| What is required |
The records that follow are to be transcribed in full, leaving out each picture.

| Input |
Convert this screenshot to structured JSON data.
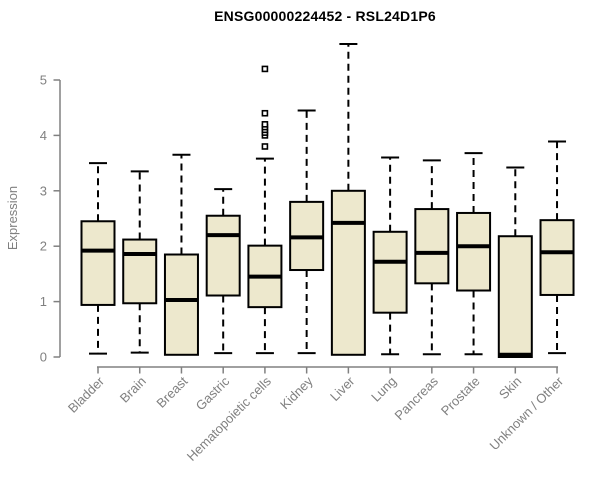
{
  "figure": {
    "title": "ENSG00000224452 - RSL24D1P6",
    "ylabel": "Expression"
  },
  "colors": {
    "background": "#ffffff",
    "box_fill": "#EDE8CD",
    "box_stroke": "#000000",
    "median_stroke": "#000000",
    "whisker_stroke": "#000000",
    "axis": "#808080",
    "tick_text": "#808080",
    "category_text": "#808080",
    "title_text": "#000000"
  },
  "chart_data": {
    "type": "boxplot",
    "title": "ENSG00000224452 - RSL24D1P6",
    "xlabel": "",
    "ylabel": "Expression",
    "ylim": [
      0,
      5.7
    ],
    "yticks": [
      0,
      1,
      2,
      3,
      4,
      5
    ],
    "grid": false,
    "legend": "none",
    "whisker_style": "dashed",
    "categories": [
      "Bladder",
      "Brain",
      "Breast",
      "Gastric",
      "Hematopoietic cells",
      "Kidney",
      "Liver",
      "Lung",
      "Pancreas",
      "Prostate",
      "Skin",
      "Unknown / Other"
    ],
    "series": [
      {
        "name": "Bladder",
        "low": 0.06,
        "q1": 0.94,
        "median": 1.92,
        "q3": 2.45,
        "high": 3.5,
        "outliers": []
      },
      {
        "name": "Brain",
        "low": 0.08,
        "q1": 0.97,
        "median": 1.86,
        "q3": 2.12,
        "high": 3.35,
        "outliers": []
      },
      {
        "name": "Breast",
        "low": 0.04,
        "q1": 0.04,
        "median": 1.03,
        "q3": 1.85,
        "high": 3.65,
        "outliers": []
      },
      {
        "name": "Gastric",
        "low": 0.07,
        "q1": 1.11,
        "median": 2.2,
        "q3": 2.55,
        "high": 3.03,
        "outliers": []
      },
      {
        "name": "Hematopoietic cells",
        "low": 0.07,
        "q1": 0.9,
        "median": 1.45,
        "q3": 2.01,
        "high": 3.58,
        "outliers": [
          3.8,
          4.0,
          4.05,
          4.1,
          4.15,
          4.2,
          4.4,
          5.2
        ]
      },
      {
        "name": "Kidney",
        "low": 0.07,
        "q1": 1.57,
        "median": 2.16,
        "q3": 2.8,
        "high": 4.45,
        "outliers": []
      },
      {
        "name": "Liver",
        "low": 0.04,
        "q1": 0.04,
        "median": 2.42,
        "q3": 3.0,
        "high": 5.65,
        "outliers": []
      },
      {
        "name": "Lung",
        "low": 0.05,
        "q1": 0.8,
        "median": 1.72,
        "q3": 2.26,
        "high": 3.6,
        "outliers": []
      },
      {
        "name": "Pancreas",
        "low": 0.05,
        "q1": 1.33,
        "median": 1.88,
        "q3": 2.67,
        "high": 3.55,
        "outliers": []
      },
      {
        "name": "Prostate",
        "low": 0.05,
        "q1": 1.2,
        "median": 2.0,
        "q3": 2.6,
        "high": 3.68,
        "outliers": []
      },
      {
        "name": "Skin",
        "low": 0.0,
        "q1": 0.0,
        "median": 0.04,
        "q3": 2.18,
        "high": 3.42,
        "outliers": []
      },
      {
        "name": "Unknown / Other",
        "low": 0.07,
        "q1": 1.12,
        "median": 1.89,
        "q3": 2.47,
        "high": 3.89,
        "outliers": []
      }
    ]
  }
}
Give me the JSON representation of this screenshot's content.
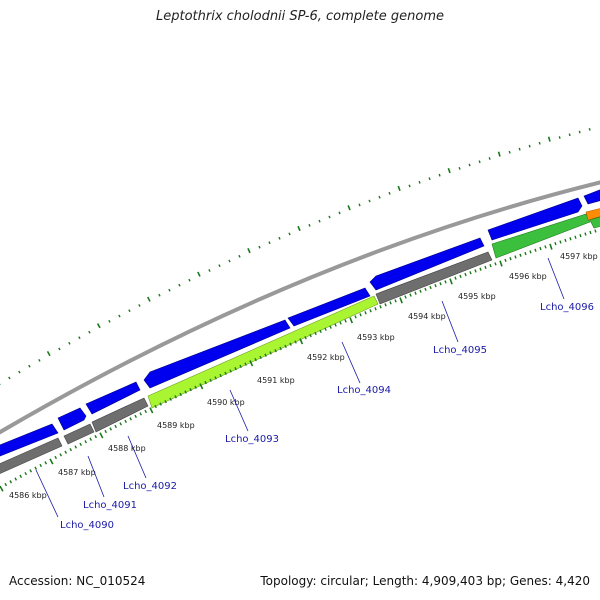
{
  "title": "Leptothrix cholodnii SP-6, complete genome",
  "footer": {
    "accession": "Accession: NC_010524",
    "summary": "Topology: circular; Length: 4,909,403 bp; Genes: 4,420"
  },
  "colors": {
    "forward_cds": "#0000ee",
    "reverse_gray": "#6e6e6e",
    "reverse_lightgreen": "#aaf532",
    "reverse_green": "#3cbf3c",
    "backbone": "#999999",
    "tick": "#1a7a1a",
    "label": "#1a1aa6",
    "orange": "#ff8c00"
  },
  "kbp_ticks": [
    "4586 kbp",
    "4587 kbp",
    "4588 kbp",
    "4589 kbp",
    "4590 kbp",
    "4591 kbp",
    "4592 kbp",
    "4593 kbp",
    "4594 kbp",
    "4595 kbp",
    "4596 kbp",
    "4597 kbp"
  ],
  "gene_labels": [
    "Lcho_4090",
    "Lcho_4091",
    "Lcho_4092",
    "Lcho_4093",
    "Lcho_4094",
    "Lcho_4095",
    "Lcho_4096"
  ]
}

| Exercise output |
Convert this screenshot to structured JSON data.
{
  "figure": {
    "title": "ENSG00000224452 - RSL24D1P6",
    "ylabel": "Expression"
  },
  "colors": {
    "background": "#ffffff",
    "box_fill": "#EDE8CD",
    "box_stroke": "#000000",
    "median_stroke": "#000000",
    "whisker_stroke": "#000000",
    "axis": "#808080",
    "tick_text": "#808080",
    "category_text": "#808080",
    "title_text": "#000000"
  },
  "chart_data": {
    "type": "boxplot",
    "title": "ENSG00000224452 - RSL24D1P6",
    "xlabel": "",
    "ylabel": "Expression",
    "ylim": [
      0,
      5.7
    ],
    "yticks": [
      0,
      1,
      2,
      3,
      4,
      5
    ],
    "grid": false,
    "legend": "none",
    "whisker_style": "dashed",
    "categories": [
      "Bladder",
      "Brain",
      "Breast",
      "Gastric",
      "Hematopoietic cells",
      "Kidney",
      "Liver",
      "Lung",
      "Pancreas",
      "Prostate",
      "Skin",
      "Unknown / Other"
    ],
    "series": [
      {
        "name": "Bladder",
        "low": 0.06,
        "q1": 0.94,
        "median": 1.92,
        "q3": 2.45,
        "high": 3.5,
        "outliers": []
      },
      {
        "name": "Brain",
        "low": 0.08,
        "q1": 0.97,
        "median": 1.86,
        "q3": 2.12,
        "high": 3.35,
        "outliers": []
      },
      {
        "name": "Breast",
        "low": 0.04,
        "q1": 0.04,
        "median": 1.03,
        "q3": 1.85,
        "high": 3.65,
        "outliers": []
      },
      {
        "name": "Gastric",
        "low": 0.07,
        "q1": 1.11,
        "median": 2.2,
        "q3": 2.55,
        "high": 3.03,
        "outliers": []
      },
      {
        "name": "Hematopoietic cells",
        "low": 0.07,
        "q1": 0.9,
        "median": 1.45,
        "q3": 2.01,
        "high": 3.58,
        "outliers": [
          3.8,
          4.0,
          4.05,
          4.1,
          4.15,
          4.2,
          4.4,
          5.2
        ]
      },
      {
        "name": "Kidney",
        "low": 0.07,
        "q1": 1.57,
        "median": 2.16,
        "q3": 2.8,
        "high": 4.45,
        "outliers": []
      },
      {
        "name": "Liver",
        "low": 0.04,
        "q1": 0.04,
        "median": 2.42,
        "q3": 3.0,
        "high": 5.65,
        "outliers": []
      },
      {
        "name": "Lung",
        "low": 0.05,
        "q1": 0.8,
        "median": 1.72,
        "q3": 2.26,
        "high": 3.6,
        "outliers": []
      },
      {
        "name": "Pancreas",
        "low": 0.05,
        "q1": 1.33,
        "median": 1.88,
        "q3": 2.67,
        "high": 3.55,
        "outliers": []
      },
      {
        "name": "Prostate",
        "low": 0.05,
        "q1": 1.2,
        "median": 2.0,
        "q3": 2.6,
        "high": 3.68,
        "outliers": []
      },
      {
        "name": "Skin",
        "low": 0.0,
        "q1": 0.0,
        "median": 0.04,
        "q3": 2.18,
        "high": 3.42,
        "outliers": []
      },
      {
        "name": "Unknown / Other",
        "low": 0.07,
        "q1": 1.12,
        "median": 1.89,
        "q3": 2.47,
        "high": 3.89,
        "outliers": []
      }
    ]
  }
}
Give me the JSON representation of this screenshot's content.
{
  "title": "Leptothrix cholodnii SP-6, complete genome",
  "footer": {
    "accession": "Accession: NC_010524",
    "summary": "Topology: circular; Length: 4,909,403 bp; Genes: 4,420"
  },
  "colors": {
    "forward_cds": "#0000ee",
    "reverse_gray": "#6e6e6e",
    "reverse_lightgreen": "#aaf532",
    "reverse_green": "#3cbf3c",
    "backbone": "#999999",
    "tick": "#1a7a1a",
    "label": "#1a1aa6",
    "orange": "#ff8c00"
  },
  "kbp_ticks": [
    "4586 kbp",
    "4587 kbp",
    "4588 kbp",
    "4589 kbp",
    "4590 kbp",
    "4591 kbp",
    "4592 kbp",
    "4593 kbp",
    "4594 kbp",
    "4595 kbp",
    "4596 kbp",
    "4597 kbp"
  ],
  "gene_labels": [
    "Lcho_4090",
    "Lcho_4091",
    "Lcho_4092",
    "Lcho_4093",
    "Lcho_4094",
    "Lcho_4095",
    "Lcho_4096"
  ]
}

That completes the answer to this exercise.